§ STATED PROBLEM
Copy each line below in which the string "rights" occurs.

§ SUPPLIED MATERIAL
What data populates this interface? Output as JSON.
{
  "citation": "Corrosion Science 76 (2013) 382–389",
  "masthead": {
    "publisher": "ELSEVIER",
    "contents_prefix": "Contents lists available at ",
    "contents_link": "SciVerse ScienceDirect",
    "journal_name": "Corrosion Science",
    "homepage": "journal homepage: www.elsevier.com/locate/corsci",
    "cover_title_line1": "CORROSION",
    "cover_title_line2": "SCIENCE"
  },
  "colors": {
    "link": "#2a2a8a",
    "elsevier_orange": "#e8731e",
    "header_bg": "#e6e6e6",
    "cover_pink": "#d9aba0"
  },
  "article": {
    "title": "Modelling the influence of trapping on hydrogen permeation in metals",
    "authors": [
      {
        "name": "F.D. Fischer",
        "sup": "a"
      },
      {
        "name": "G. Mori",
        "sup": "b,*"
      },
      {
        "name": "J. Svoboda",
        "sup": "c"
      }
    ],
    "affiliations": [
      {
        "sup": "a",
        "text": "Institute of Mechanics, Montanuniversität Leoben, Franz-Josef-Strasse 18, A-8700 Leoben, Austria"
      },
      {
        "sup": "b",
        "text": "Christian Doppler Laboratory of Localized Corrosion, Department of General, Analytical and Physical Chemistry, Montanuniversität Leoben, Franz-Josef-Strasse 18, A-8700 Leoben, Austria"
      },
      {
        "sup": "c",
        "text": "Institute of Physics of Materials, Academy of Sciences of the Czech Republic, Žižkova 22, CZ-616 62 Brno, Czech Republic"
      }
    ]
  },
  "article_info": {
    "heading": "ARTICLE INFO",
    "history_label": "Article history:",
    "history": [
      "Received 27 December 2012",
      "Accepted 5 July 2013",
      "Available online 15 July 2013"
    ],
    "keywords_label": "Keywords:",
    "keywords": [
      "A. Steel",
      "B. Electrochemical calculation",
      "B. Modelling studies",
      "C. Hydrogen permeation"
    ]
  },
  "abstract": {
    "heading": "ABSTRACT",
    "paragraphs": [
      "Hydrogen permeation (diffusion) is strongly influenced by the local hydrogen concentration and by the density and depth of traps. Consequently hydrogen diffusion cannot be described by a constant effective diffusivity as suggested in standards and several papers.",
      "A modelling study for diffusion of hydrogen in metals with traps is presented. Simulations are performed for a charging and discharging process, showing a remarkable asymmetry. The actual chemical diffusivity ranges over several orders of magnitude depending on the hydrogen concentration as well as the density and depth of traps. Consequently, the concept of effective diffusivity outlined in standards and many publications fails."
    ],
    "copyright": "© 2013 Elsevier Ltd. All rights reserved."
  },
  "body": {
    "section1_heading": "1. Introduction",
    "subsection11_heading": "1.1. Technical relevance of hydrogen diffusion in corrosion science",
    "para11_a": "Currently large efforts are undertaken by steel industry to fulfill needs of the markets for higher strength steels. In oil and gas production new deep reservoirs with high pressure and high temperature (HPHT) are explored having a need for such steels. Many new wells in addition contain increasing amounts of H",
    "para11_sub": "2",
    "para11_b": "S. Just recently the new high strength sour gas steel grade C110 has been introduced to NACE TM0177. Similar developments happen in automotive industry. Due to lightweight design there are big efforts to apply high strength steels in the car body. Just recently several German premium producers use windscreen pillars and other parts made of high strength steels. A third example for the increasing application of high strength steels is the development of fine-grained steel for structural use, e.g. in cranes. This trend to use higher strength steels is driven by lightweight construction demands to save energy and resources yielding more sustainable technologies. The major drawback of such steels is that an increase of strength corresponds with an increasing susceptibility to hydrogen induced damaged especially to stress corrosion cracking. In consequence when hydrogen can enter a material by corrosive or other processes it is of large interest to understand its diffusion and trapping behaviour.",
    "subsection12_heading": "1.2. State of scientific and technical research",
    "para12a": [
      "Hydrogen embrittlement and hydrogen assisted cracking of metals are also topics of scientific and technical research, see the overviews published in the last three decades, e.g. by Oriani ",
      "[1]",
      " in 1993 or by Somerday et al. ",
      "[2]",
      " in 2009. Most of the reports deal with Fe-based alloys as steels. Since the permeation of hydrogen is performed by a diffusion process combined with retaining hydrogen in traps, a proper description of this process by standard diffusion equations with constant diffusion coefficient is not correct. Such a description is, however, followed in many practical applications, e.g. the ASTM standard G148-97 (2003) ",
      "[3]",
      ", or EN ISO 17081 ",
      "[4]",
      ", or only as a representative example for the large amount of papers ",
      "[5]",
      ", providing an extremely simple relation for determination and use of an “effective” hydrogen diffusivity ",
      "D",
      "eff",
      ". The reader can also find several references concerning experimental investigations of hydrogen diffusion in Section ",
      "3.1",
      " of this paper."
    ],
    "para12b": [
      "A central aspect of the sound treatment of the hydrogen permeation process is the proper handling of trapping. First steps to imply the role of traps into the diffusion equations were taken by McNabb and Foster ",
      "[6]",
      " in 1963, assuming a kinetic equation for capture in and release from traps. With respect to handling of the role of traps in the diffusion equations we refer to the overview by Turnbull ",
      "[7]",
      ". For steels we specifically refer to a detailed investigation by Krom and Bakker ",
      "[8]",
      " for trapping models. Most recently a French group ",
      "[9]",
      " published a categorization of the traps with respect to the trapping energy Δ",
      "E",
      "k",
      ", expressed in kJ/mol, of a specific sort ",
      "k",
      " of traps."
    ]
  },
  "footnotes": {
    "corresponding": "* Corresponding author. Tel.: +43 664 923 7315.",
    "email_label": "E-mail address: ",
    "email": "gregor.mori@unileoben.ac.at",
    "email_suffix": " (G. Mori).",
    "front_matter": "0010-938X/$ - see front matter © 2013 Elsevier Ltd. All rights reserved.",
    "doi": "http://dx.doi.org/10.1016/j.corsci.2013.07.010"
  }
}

* * *

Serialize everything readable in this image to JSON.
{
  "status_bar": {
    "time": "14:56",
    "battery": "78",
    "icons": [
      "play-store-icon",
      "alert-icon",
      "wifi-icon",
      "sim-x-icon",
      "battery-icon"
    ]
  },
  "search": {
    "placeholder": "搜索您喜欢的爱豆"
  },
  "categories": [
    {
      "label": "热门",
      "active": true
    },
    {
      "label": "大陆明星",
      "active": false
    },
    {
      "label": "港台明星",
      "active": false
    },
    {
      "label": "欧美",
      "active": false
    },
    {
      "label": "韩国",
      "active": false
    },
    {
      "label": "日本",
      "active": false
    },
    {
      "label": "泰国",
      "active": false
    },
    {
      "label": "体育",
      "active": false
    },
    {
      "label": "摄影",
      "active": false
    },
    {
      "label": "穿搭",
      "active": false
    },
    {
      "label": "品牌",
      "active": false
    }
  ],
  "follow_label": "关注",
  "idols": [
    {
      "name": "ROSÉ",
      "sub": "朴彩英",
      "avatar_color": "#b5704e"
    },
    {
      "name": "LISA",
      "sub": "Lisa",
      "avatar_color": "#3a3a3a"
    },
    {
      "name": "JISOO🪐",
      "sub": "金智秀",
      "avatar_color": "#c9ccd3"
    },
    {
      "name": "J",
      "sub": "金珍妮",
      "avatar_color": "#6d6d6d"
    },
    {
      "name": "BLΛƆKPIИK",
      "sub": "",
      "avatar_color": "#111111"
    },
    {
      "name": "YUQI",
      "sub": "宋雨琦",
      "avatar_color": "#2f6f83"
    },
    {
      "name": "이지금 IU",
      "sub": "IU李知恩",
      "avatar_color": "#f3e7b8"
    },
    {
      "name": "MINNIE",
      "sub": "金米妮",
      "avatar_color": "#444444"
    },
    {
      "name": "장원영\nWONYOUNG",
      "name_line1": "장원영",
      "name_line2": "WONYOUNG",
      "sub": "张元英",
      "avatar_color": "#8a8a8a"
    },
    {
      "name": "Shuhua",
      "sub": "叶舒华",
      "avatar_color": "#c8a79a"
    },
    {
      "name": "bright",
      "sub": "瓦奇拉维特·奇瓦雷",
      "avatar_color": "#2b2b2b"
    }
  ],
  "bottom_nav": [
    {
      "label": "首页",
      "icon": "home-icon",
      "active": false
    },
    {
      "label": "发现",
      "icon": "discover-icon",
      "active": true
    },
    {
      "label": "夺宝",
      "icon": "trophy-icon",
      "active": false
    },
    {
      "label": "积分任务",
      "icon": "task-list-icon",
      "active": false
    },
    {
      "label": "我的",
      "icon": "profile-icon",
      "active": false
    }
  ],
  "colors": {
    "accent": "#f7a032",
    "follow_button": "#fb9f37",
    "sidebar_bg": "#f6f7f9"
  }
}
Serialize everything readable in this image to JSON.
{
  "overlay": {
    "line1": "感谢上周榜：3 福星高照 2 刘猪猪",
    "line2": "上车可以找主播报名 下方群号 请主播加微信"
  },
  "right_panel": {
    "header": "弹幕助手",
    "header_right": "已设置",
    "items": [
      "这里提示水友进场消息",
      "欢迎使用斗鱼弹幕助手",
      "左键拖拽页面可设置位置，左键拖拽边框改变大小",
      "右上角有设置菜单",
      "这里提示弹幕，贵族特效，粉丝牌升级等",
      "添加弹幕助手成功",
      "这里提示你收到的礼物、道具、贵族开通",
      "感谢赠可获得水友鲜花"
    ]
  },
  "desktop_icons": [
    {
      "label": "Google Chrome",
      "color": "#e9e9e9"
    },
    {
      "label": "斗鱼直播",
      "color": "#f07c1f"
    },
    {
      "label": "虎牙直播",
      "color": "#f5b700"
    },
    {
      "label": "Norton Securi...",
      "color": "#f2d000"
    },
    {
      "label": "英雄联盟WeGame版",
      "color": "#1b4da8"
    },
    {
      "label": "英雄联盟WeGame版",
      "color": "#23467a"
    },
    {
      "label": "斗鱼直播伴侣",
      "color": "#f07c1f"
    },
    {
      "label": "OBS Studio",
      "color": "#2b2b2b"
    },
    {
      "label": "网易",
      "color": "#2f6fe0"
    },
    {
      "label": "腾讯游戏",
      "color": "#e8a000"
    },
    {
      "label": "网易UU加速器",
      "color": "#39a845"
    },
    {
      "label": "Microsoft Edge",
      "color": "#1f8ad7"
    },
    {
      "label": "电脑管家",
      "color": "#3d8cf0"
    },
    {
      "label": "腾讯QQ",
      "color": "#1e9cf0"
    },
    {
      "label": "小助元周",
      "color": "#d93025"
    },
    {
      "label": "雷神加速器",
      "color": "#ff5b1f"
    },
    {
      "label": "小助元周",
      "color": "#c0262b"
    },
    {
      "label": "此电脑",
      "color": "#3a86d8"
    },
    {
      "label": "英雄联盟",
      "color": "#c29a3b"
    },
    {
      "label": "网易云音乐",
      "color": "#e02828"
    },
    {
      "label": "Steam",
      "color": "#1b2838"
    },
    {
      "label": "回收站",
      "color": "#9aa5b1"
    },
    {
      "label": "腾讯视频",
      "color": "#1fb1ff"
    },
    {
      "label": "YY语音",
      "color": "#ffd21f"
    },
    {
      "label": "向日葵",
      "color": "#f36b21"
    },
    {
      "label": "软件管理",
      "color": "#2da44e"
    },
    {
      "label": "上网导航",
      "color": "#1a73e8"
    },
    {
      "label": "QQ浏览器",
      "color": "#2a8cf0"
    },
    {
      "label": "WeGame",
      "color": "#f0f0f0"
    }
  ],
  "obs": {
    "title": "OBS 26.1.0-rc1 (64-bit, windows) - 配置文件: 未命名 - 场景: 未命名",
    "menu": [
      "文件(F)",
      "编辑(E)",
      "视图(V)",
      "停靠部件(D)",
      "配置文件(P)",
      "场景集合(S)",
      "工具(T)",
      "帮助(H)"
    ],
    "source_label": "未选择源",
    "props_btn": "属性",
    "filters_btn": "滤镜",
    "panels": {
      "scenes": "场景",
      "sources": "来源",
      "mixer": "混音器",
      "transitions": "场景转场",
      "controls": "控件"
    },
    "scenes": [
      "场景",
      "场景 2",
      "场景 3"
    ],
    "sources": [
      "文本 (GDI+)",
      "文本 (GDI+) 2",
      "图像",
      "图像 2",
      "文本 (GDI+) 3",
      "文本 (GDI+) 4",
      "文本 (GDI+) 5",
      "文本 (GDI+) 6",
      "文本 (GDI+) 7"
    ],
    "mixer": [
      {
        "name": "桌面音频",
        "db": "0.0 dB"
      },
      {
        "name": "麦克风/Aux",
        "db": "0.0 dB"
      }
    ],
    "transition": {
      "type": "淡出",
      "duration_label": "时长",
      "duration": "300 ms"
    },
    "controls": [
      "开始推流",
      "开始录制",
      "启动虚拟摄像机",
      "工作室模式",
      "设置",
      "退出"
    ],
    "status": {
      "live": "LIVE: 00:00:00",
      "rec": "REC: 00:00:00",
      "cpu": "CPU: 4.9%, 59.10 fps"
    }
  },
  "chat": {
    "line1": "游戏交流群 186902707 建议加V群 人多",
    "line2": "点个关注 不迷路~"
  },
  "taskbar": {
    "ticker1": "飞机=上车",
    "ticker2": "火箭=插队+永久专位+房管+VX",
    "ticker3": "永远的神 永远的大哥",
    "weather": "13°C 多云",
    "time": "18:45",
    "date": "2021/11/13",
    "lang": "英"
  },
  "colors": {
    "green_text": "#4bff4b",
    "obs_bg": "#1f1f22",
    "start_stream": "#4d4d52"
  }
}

§ EXERCISE SOLUTION
    "copyright": "© 2013 Elsevier Ltd. All rights reserved."
    "front_matter": "0010-938X/$ - see front matter © 2013 Elsevier Ltd. All rights reserved.",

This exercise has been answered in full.